## Structured figure records
^^^^^^^^
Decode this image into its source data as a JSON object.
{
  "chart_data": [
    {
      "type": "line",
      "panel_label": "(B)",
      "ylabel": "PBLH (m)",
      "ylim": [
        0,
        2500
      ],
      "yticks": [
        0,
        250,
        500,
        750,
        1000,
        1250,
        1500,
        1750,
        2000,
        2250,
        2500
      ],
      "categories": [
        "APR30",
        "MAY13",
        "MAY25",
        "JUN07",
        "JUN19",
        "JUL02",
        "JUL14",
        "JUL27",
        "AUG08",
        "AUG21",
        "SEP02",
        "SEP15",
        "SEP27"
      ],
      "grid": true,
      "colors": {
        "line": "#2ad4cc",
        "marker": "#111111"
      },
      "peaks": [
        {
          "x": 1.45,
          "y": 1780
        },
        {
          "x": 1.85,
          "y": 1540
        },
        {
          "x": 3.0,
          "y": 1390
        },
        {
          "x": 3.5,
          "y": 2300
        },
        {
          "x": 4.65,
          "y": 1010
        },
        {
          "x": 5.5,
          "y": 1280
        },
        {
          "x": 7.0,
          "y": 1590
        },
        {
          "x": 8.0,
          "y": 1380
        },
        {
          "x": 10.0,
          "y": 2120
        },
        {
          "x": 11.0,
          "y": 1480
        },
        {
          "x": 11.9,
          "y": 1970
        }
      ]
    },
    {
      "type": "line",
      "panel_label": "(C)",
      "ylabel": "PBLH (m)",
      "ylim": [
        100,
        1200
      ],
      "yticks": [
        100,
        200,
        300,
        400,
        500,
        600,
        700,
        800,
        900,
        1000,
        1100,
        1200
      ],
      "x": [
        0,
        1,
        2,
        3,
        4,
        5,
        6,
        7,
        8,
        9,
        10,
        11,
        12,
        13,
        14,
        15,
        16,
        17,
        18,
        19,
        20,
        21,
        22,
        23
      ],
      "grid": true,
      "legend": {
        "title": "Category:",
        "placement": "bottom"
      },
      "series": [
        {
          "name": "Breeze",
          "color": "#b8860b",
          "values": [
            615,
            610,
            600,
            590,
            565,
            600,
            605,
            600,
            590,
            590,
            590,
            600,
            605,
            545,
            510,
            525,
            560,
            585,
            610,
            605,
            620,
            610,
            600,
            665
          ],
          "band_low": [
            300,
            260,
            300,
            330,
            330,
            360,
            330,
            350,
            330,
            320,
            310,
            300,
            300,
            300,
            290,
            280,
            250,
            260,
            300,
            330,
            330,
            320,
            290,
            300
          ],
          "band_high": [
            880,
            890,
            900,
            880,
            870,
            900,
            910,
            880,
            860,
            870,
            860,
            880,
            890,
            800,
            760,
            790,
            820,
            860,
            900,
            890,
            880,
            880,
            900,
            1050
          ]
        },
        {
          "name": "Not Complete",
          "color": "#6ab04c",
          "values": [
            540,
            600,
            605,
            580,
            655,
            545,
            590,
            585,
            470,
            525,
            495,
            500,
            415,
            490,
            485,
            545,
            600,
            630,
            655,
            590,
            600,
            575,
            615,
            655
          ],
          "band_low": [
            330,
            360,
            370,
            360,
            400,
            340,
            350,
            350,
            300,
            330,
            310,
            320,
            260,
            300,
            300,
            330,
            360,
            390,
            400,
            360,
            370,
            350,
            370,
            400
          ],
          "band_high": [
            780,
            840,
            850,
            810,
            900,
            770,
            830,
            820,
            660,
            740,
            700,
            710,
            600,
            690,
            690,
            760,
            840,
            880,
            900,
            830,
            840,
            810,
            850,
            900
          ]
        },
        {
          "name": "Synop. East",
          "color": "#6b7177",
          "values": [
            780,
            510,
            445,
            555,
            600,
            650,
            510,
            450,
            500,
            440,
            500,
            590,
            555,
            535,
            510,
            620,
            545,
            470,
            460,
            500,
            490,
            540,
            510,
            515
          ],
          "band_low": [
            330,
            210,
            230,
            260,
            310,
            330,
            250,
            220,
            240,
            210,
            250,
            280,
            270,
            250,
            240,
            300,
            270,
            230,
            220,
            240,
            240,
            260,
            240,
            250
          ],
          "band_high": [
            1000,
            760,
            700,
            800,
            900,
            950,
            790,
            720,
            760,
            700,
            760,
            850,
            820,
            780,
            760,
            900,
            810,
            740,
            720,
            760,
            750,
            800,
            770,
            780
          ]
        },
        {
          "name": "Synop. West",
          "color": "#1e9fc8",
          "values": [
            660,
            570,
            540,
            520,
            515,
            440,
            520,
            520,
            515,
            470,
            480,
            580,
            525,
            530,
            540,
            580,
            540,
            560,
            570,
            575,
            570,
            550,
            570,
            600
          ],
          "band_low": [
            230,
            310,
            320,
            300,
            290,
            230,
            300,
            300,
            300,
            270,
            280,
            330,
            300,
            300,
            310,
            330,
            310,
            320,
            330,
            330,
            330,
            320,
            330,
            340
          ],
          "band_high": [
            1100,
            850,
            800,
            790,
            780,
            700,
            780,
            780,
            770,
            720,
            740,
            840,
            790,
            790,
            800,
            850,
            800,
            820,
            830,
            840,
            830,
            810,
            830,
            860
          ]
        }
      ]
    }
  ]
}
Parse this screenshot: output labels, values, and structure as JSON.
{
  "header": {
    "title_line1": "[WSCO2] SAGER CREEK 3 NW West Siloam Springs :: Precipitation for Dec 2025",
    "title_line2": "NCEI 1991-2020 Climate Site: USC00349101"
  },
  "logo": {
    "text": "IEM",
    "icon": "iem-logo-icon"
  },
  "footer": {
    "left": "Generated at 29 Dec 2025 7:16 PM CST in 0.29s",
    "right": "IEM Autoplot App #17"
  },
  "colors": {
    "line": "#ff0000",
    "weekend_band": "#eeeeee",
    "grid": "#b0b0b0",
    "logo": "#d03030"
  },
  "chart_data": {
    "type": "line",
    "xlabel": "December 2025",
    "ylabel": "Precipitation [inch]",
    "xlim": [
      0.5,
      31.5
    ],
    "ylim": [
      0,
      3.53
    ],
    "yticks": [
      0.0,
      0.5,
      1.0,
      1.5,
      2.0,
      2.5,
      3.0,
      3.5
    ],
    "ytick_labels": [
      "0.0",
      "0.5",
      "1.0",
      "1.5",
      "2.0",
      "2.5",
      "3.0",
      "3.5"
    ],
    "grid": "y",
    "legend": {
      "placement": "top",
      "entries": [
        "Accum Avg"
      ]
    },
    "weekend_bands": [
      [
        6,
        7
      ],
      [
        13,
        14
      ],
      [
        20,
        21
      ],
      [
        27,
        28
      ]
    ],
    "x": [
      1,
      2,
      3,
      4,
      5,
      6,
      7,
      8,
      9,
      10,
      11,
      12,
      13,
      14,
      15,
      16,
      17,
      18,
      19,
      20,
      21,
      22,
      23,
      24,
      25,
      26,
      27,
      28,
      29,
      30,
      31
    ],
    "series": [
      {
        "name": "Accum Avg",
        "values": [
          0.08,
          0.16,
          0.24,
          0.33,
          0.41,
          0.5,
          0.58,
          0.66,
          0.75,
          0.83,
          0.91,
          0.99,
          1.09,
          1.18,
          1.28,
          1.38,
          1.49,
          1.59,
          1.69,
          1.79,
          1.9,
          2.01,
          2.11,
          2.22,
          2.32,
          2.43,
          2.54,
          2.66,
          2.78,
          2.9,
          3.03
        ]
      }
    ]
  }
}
^^^^^^^^
## Task to complete
Your task is to return the full listing exactly as it was given.

## Solution
Decode this image into its source data as a JSON object.
{
  "chart_data": [
    {
      "type": "line",
      "panel_label": "(B)",
      "ylabel": "PBLH (m)",
      "ylim": [
        0,
        2500
      ],
      "yticks": [
        0,
        250,
        500,
        750,
        1000,
        1250,
        1500,
        1750,
        2000,
        2250,
        2500
      ],
      "categories": [
        "APR30",
        "MAY13",
        "MAY25",
        "JUN07",
        "JUN19",
        "JUL02",
        "JUL14",
        "JUL27",
        "AUG08",
        "AUG21",
        "SEP02",
        "SEP15",
        "SEP27"
      ],
      "grid": true,
      "colors": {
        "line": "#2ad4cc",
        "marker": "#111111"
      },
      "peaks": [
        {
          "x": 1.45,
          "y": 1780
        },
        {
          "x": 1.85,
          "y": 1540
        },
        {
          "x": 3.0,
          "y": 1390
        },
        {
          "x": 3.5,
          "y": 2300
        },
        {
          "x": 4.65,
          "y": 1010
        },
        {
          "x": 5.5,
          "y": 1280
        },
        {
          "x": 7.0,
          "y": 1590
        },
        {
          "x": 8.0,
          "y": 1380
        },
        {
          "x": 10.0,
          "y": 2120
        },
        {
          "x": 11.0,
          "y": 1480
        },
        {
          "x": 11.9,
          "y": 1970
        }
      ]
    },
    {
      "type": "line",
      "panel_label": "(C)",
      "ylabel": "PBLH (m)",
      "ylim": [
        100,
        1200
      ],
      "yticks": [
        100,
        200,
        300,
        400,
        500,
        600,
        700,
        800,
        900,
        1000,
        1100,
        1200
      ],
      "x": [
        0,
        1,
        2,
        3,
        4,
        5,
        6,
        7,
        8,
        9,
        10,
        11,
        12,
        13,
        14,
        15,
        16,
        17,
        18,
        19,
        20,
        21,
        22,
        23
      ],
      "grid": true,
      "legend": {
        "title": "Category:",
        "placement": "bottom"
      },
      "series": [
        {
          "name": "Breeze",
          "color": "#b8860b",
          "values": [
            615,
            610,
            600,
            590,
            565,
            600,
            605,
            600,
            590,
            590,
            590,
            600,
            605,
            545,
            510,
            525,
            560,
            585,
            610,
            605,
            620,
            610,
            600,
            665
          ],
          "band_low": [
            300,
            260,
            300,
            330,
            330,
            360,
            330,
            350,
            330,
            320,
            310,
            300,
            300,
            300,
            290,
            280,
            250,
            260,
            300,
            330,
            330,
            320,
            290,
            300
          ],
          "band_high": [
            880,
            890,
            900,
            880,
            870,
            900,
            910,
            880,
            860,
            870,
            860,
            880,
            890,
            800,
            760,
            790,
            820,
            860,
            900,
            890,
            880,
            880,
            900,
            1050
          ]
        },
        {
          "name": "Not Complete",
          "color": "#6ab04c",
          "values": [
            540,
            600,
            605,
            580,
            655,
            545,
            590,
            585,
            470,
            525,
            495,
            500,
            415,
            490,
            485,
            545,
            600,
            630,
            655,
            590,
            600,
            575,
            615,
            655
          ],
          "band_low": [
            330,
            360,
            370,
            360,
            400,
            340,
            350,
            350,
            300,
            330,
            310,
            320,
            260,
            300,
            300,
            330,
            360,
            390,
            400,
            360,
            370,
            350,
            370,
            400
          ],
          "band_high": [
            780,
            840,
            850,
            810,
            900,
            770,
            830,
            820,
            660,
            740,
            700,
            710,
            600,
            690,
            690,
            760,
            840,
            880,
            900,
            830,
            840,
            810,
            850,
            900
          ]
        },
        {
          "name": "Synop. East",
          "color": "#6b7177",
          "values": [
            780,
            510,
            445,
            555,
            600,
            650,
            510,
            450,
            500,
            440,
            500,
            590,
            555,
            535,
            510,
            620,
            545,
            470,
            460,
            500,
            490,
            540,
            510,
            515
          ],
          "band_low": [
            330,
            210,
            230,
            260,
            310,
            330,
            250,
            220,
            240,
            210,
            250,
            280,
            270,
            250,
            240,
            300,
            270,
            230,
            220,
            240,
            240,
            260,
            240,
            250
          ],
          "band_high": [
            1000,
            760,
            700,
            800,
            900,
            950,
            790,
            720,
            760,
            700,
            760,
            850,
            820,
            780,
            760,
            900,
            810,
            740,
            720,
            760,
            750,
            800,
            770,
            780
          ]
        },
        {
          "name": "Synop. West",
          "color": "#1e9fc8",
          "values": [
            660,
            570,
            540,
            520,
            515,
            440,
            520,
            520,
            515,
            470,
            480,
            580,
            525,
            530,
            540,
            580,
            540,
            560,
            570,
            575,
            570,
            550,
            570,
            600
          ],
          "band_low": [
            230,
            310,
            320,
            300,
            290,
            230,
            300,
            300,
            300,
            270,
            280,
            330,
            300,
            300,
            310,
            330,
            310,
            320,
            330,
            330,
            330,
            320,
            330,
            340
          ],
          "band_high": [
            1100,
            850,
            800,
            790,
            780,
            700,
            780,
            780,
            770,
            720,
            740,
            840,
            790,
            790,
            800,
            850,
            800,
            820,
            830,
            840,
            830,
            810,
            830,
            860
          ]
        }
      ]
    }
  ]
}
Parse this screenshot: output labels, values, and structure as JSON.
{
  "header": {
    "title_line1": "[WSCO2] SAGER CREEK 3 NW West Siloam Springs :: Precipitation for Dec 2025",
    "title_line2": "NCEI 1991-2020 Climate Site: USC00349101"
  },
  "logo": {
    "text": "IEM",
    "icon": "iem-logo-icon"
  },
  "footer": {
    "left": "Generated at 29 Dec 2025 7:16 PM CST in 0.29s",
    "right": "IEM Autoplot App #17"
  },
  "colors": {
    "line": "#ff0000",
    "weekend_band": "#eeeeee",
    "grid": "#b0b0b0",
    "logo": "#d03030"
  },
  "chart_data": {
    "type": "line",
    "xlabel": "December 2025",
    "ylabel": "Precipitation [inch]",
    "xlim": [
      0.5,
      31.5
    ],
    "ylim": [
      0,
      3.53
    ],
    "yticks": [
      0.0,
      0.5,
      1.0,
      1.5,
      2.0,
      2.5,
      3.0,
      3.5
    ],
    "ytick_labels": [
      "0.0",
      "0.5",
      "1.0",
      "1.5",
      "2.0",
      "2.5",
      "3.0",
      "3.5"
    ],
    "grid": "y",
    "legend": {
      "placement": "top",
      "entries": [
        "Accum Avg"
      ]
    },
    "weekend_bands": [
      [
        6,
        7
      ],
      [
        13,
        14
      ],
      [
        20,
        21
      ],
      [
        27,
        28
      ]
    ],
    "x": [
      1,
      2,
      3,
      4,
      5,
      6,
      7,
      8,
      9,
      10,
      11,
      12,
      13,
      14,
      15,
      16,
      17,
      18,
      19,
      20,
      21,
      22,
      23,
      24,
      25,
      26,
      27,
      28,
      29,
      30,
      31
    ],
    "series": [
      {
        "name": "Accum Avg",
        "values": [
          0.08,
          0.16,
          0.24,
          0.33,
          0.41,
          0.5,
          0.58,
          0.66,
          0.75,
          0.83,
          0.91,
          0.99,
          1.09,
          1.18,
          1.28,
          1.38,
          1.49,
          1.59,
          1.69,
          1.79,
          1.9,
          2.01,
          2.11,
          2.22,
          2.32,
          2.43,
          2.54,
          2.66,
          2.78,
          2.9,
          3.03
        ]
      }
    ]
  }
}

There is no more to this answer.